GIVEN REQUEST - Copy each line where the word "purulente" occurs.

Collection entries -
________________________________________

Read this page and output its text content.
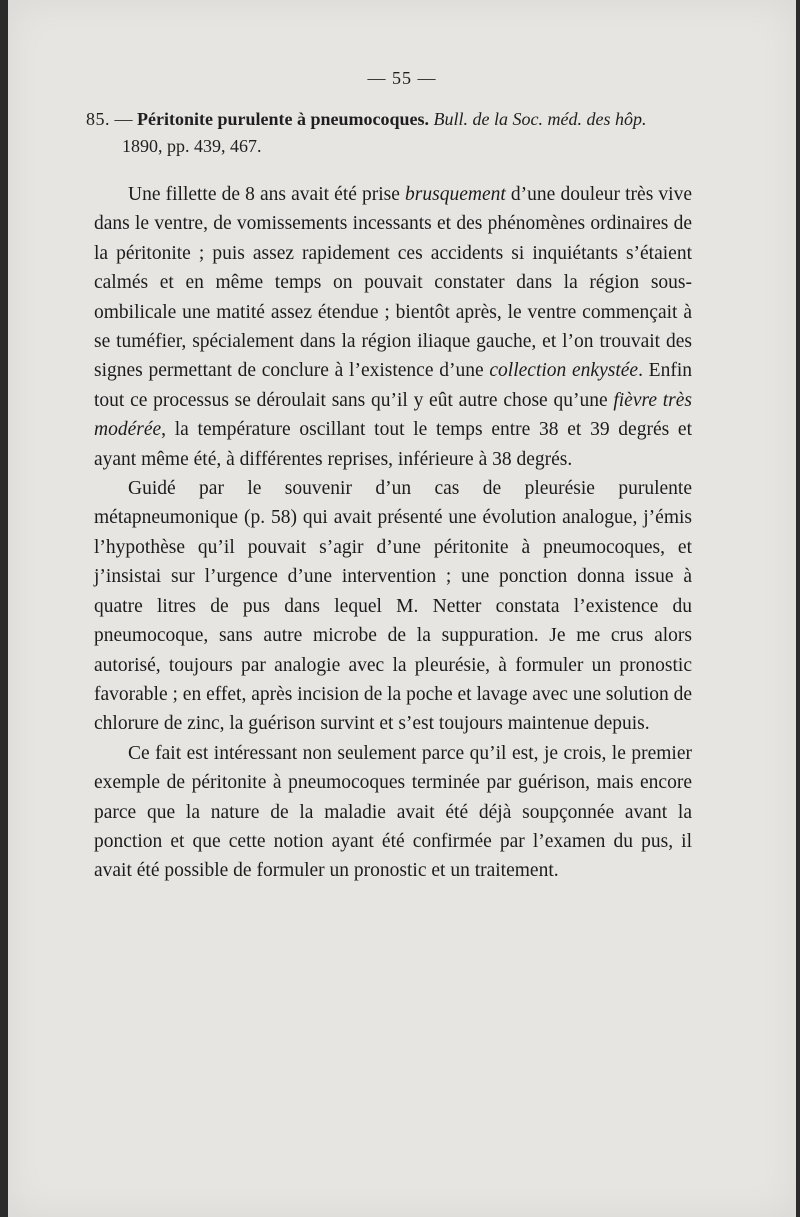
— 55 —
85. — Péritonite purulente à pneumocoques. Bull. de la Soc. méd. des hôp.
1890, pp. 439, 467.

Une fillette de 8 ans avait été prise brusquement d’une douleur très vive dans le ventre, de vomissements incessants et des phénomènes ordinaires de la péritonite ; puis assez rapidement ces accidents si inquiétants s’étaient calmés et en même temps on pouvait constater dans la région sous-ombilicale une matité assez étendue ; bientôt après, le ventre commençait à se tuméfier, spécialement dans la région iliaque gauche, et l’on trouvait des signes permettant de conclure à l’existence d’une collection enkystée. Enfin tout ce processus se déroulait sans qu’il y eût autre chose qu’une fièvre très modérée, la température oscillant tout le temps entre 38 et 39 degrés et ayant même été, à différentes reprises, inférieure à 38 degrés.

Guidé par le souvenir d’un cas de pleurésie purulente métapneumonique (p. 58) qui avait présenté une évolution analogue, j’émis l’hypothèse qu’il pouvait s’agir d’une péritonite à pneumocoques, et j’insistai sur l’urgence d’une intervention ; une ponction donna issue à quatre litres de pus dans lequel M. Netter constata l’existence du pneumocoque, sans autre microbe de la suppuration. Je me crus alors autorisé, toujours par analogie avec la pleurésie, à formuler un pronostic favorable ; en effet, après incision de la poche et lavage avec une solution de chlorure de zinc, la guérison survint et s’est toujours maintenue depuis.

Ce fait est intéressant non seulement parce qu’il est, je crois, le premier exemple de péritonite à pneumocoques terminée par guérison, mais encore parce que la nature de la maladie avait été déjà soupçonnée avant la ponction et que cette notion ayant été confirmée par l’examen du pus, il avait été possible de formuler un pronostic et un traitement.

________________________________________

SOLUTION FOR THIS EXERCISE -
85. — Péritonite purulente à pneumocoques. Bull. de la Soc. méd. des hôp.
Guidé par le souvenir d’un cas de pleurésie purulente métapneumonique (p. 58) qui avait présenté une évolution analogue, j’émis l’hypothèse qu’il pouvait s’agir d’une péritonite à pneumocoques, et j’insistai sur l’urgence d’une intervention ; une ponction donna issue à quatre litres de pus dans lequel M. Netter constata l’existence du pneumocoque, sans autre microbe de la suppuration. Je me crus alors autorisé, toujours par analogie avec la pleurésie, à formuler un pronostic favorable ; en effet, après incision de la poche et lavage avec une solution de chlorure de zinc, la guérison survint et s’est toujours maintenue depuis.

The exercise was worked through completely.